● **Text extract**:
· · ·

Engine valve spring with damping

Abstract

A valve spring for an engine valve of an internal combustion engine includes a body having a first end and an opposite second end and defining a plurality of coils having an outer surface, and a flocking material applied to at least a portion of the outer surface, the flocking material including a plurality of fibers configured to provide a passive vibro-acoustic damping to facilitate dynamic damping of the valve spring and reduce noise, vibration, and harshness.

Description

FIELD

The present application relates generally to internal combustion engines and, more particularly, to a damping system for engine valve springs.

BACKGROUND

Engine valves are typically biased into a closed position by coil springs. During operation, the engine valves are repetitively opened and closed at high speeds, which can potentially result in noise, vibration, and harshness (NVH) produced by the coil springs. Conventional damping mechanisms to reduce NVH include expensive isolated valve covers, sound deadening pads, additional spring coils, flat damping spring elements, and friction spring jackets. That said, while such damping systems do work for their intended purpose, it is desirable to provide continuous improvement in the relevant art.

SUMMARY

In accordance with one example aspect of the invention, a valve spring for an engine valve of an internal combustion engine is provided. In an example implementation, the valve spring includes a body having a first end and an opposite second end and defining a plurality of coils having an outer surface, and a flocking material applied to at least a portion of the outer surface, the flocking material including a plurality of fibers configured to provide a passive vibro-acoustic damping to facilitate dynamic damping of the valve spring and reduce noise, vibration, and harshness.

In addition to the foregoing, the described valve spring may include one or more of the following features: wherein the flocking material is configured to absorb oil to further facilitate dynamic damping of the valve spring; wherein at least one of the first and second ends includes a flat end face; wherein the flat end face is coated with the flocking material; wherein the flat end face is uncoated; wherein the flocking material is configured to facilitate damping radiated, audible noise energy; and wherein the flocking material is configured to dampen radiated noise signature of the internal combustion engine and effect a dynamic stabilization mechanism to the valve spring to improve dynamic performance.

In accordance with another example aspect of the invention, a method of manufacturing a valve spring for an engine valve of an internal combustion engine is provided. The method includes, in one example implementation, applying an adhesive to an outer surface of the valve spring, and applying flocking material to at least a portion of the outer surface having the adhesive, the flocking material including a plurality of fibers configured to provide a passive vibro-acoustic damping to facilitate dynamic damping of the valve spring and reduce noise, vibration, and harshness.

In addition to the foregoing, the described method may include one or more of the following features: electrostatically attracting one end of fibers of the flocking material to the adhesive such that an opposite end of the fibers project away from the spring outer surface; curing a composition of the adhesive and flocking material to provide a textured surface; wherein the step of applying an adhesive further comprises applying the adhesive to a cleaned and electrically grounded outer surface of the spring; wherein the flocking material is a positively charged and micro-fibrous material; and wherein the flocking material is at least one of a solid or nano-tubular material.

· · ·

● **Supplied records**:
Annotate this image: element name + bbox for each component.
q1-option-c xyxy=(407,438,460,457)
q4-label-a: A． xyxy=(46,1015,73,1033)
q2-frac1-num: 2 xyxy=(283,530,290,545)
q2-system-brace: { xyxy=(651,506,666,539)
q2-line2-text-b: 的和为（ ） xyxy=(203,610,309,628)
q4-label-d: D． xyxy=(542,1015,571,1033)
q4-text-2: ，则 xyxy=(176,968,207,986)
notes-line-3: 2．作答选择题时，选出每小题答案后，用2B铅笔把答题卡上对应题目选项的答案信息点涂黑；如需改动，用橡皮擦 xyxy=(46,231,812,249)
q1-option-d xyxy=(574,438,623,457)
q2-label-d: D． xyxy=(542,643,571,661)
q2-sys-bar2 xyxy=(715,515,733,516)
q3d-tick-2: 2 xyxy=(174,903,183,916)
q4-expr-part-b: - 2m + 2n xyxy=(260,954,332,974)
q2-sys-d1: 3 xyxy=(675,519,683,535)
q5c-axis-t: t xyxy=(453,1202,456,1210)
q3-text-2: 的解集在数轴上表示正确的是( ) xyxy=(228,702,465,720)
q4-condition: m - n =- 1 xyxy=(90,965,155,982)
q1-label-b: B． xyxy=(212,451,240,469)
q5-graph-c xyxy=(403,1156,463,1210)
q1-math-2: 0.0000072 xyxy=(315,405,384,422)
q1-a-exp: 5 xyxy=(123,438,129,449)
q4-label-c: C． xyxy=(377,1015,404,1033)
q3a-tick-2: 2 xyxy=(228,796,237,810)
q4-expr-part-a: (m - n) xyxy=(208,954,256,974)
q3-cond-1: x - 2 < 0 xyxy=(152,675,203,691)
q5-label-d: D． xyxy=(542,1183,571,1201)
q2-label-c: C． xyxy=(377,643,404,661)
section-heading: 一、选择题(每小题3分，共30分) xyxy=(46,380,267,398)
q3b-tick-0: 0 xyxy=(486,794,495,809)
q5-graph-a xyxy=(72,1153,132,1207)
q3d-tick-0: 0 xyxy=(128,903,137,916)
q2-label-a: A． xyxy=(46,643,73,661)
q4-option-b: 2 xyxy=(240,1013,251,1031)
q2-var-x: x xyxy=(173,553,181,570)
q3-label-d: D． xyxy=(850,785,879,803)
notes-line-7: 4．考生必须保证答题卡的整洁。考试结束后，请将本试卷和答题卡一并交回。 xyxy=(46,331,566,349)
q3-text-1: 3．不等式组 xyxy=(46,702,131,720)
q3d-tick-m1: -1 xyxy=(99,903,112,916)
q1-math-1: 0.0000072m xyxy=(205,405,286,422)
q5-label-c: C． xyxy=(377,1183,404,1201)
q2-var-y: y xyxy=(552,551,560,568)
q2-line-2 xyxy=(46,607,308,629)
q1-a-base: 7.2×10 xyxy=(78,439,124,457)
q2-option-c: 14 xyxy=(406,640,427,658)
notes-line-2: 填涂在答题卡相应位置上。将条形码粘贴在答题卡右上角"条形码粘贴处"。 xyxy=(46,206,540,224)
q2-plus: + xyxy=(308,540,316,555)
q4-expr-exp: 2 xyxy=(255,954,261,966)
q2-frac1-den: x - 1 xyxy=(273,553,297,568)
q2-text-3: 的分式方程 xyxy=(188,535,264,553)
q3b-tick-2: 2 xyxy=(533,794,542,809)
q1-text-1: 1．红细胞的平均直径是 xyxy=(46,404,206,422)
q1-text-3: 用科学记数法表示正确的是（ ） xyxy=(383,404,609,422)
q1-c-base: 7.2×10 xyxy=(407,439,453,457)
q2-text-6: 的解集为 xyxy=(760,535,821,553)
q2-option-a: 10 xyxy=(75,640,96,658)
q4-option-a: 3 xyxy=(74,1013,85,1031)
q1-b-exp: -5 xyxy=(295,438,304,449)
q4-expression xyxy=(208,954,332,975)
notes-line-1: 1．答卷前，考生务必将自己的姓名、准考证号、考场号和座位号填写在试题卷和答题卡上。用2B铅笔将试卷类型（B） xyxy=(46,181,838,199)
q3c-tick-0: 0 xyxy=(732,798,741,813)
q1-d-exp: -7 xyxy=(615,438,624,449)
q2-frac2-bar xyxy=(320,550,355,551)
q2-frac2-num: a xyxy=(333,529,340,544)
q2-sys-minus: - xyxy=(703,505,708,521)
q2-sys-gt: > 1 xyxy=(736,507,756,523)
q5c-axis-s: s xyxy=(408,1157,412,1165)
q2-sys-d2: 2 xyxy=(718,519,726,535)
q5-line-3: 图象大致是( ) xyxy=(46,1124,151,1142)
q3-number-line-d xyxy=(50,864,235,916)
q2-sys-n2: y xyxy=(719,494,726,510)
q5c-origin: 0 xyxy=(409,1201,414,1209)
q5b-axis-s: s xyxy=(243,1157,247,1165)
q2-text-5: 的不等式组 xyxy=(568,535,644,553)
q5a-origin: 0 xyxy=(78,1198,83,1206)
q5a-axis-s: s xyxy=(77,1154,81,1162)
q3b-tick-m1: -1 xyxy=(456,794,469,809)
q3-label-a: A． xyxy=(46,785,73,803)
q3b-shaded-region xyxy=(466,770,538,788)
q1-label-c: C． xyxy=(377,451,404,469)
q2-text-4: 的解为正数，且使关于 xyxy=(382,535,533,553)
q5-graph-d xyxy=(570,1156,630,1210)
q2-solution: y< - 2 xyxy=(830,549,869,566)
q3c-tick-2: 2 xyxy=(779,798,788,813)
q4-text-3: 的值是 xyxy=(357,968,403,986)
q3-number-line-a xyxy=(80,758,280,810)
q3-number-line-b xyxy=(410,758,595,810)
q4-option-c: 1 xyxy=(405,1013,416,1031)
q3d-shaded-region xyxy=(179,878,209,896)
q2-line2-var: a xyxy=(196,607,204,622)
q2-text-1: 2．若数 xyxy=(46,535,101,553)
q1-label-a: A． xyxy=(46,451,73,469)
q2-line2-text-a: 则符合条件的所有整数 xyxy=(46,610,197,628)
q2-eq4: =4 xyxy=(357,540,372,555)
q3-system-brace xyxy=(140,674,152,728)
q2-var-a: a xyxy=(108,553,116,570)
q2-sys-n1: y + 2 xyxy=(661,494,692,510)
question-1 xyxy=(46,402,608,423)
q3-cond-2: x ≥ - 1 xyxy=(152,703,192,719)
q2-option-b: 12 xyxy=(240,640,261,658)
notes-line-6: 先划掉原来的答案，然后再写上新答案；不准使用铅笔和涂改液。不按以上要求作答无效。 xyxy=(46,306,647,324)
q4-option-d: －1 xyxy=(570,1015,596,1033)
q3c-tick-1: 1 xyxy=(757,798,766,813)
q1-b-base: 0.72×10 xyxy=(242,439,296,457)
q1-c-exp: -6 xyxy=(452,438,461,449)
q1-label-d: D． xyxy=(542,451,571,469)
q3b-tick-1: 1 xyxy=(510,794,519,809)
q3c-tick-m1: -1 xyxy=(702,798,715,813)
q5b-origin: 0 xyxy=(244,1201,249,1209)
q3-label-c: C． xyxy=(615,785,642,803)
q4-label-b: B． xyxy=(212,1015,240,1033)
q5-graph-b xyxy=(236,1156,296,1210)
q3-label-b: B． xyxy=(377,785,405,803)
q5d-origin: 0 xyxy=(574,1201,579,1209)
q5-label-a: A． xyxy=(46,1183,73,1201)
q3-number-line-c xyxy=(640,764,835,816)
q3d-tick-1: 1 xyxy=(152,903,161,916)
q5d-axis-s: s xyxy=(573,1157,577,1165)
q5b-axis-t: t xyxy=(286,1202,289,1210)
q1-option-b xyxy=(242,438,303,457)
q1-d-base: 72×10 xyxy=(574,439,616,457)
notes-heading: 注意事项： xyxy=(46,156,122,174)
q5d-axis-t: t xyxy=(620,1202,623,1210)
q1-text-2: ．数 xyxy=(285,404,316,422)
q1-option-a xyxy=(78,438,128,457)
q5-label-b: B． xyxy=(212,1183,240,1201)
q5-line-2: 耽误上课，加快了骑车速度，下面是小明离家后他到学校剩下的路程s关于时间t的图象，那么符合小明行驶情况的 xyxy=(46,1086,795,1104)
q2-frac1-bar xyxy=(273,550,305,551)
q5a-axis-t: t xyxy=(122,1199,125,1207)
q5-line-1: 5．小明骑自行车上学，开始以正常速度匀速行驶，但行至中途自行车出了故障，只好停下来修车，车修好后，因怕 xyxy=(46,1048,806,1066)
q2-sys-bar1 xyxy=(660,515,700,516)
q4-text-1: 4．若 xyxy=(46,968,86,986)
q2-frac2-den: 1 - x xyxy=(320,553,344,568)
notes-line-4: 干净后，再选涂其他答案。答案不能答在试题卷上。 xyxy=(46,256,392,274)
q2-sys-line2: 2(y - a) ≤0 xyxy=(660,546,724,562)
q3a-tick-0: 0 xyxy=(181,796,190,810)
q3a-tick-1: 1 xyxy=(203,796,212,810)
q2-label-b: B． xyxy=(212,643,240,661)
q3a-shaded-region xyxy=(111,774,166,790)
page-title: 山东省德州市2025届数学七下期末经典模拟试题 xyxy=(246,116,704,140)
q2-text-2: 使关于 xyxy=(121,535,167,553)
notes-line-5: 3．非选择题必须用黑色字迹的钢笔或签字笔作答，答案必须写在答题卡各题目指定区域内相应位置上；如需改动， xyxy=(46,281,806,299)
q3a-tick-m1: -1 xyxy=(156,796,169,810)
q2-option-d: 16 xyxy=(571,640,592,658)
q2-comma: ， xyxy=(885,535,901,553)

· · ·

● **What the exercise asks**: In the manufacturing method in the valve spring text, what is applied to the spring's outer surface before the flocking material? Rely only on the valve spring text, not on the lines.

● **Expected answer**: An adhesive.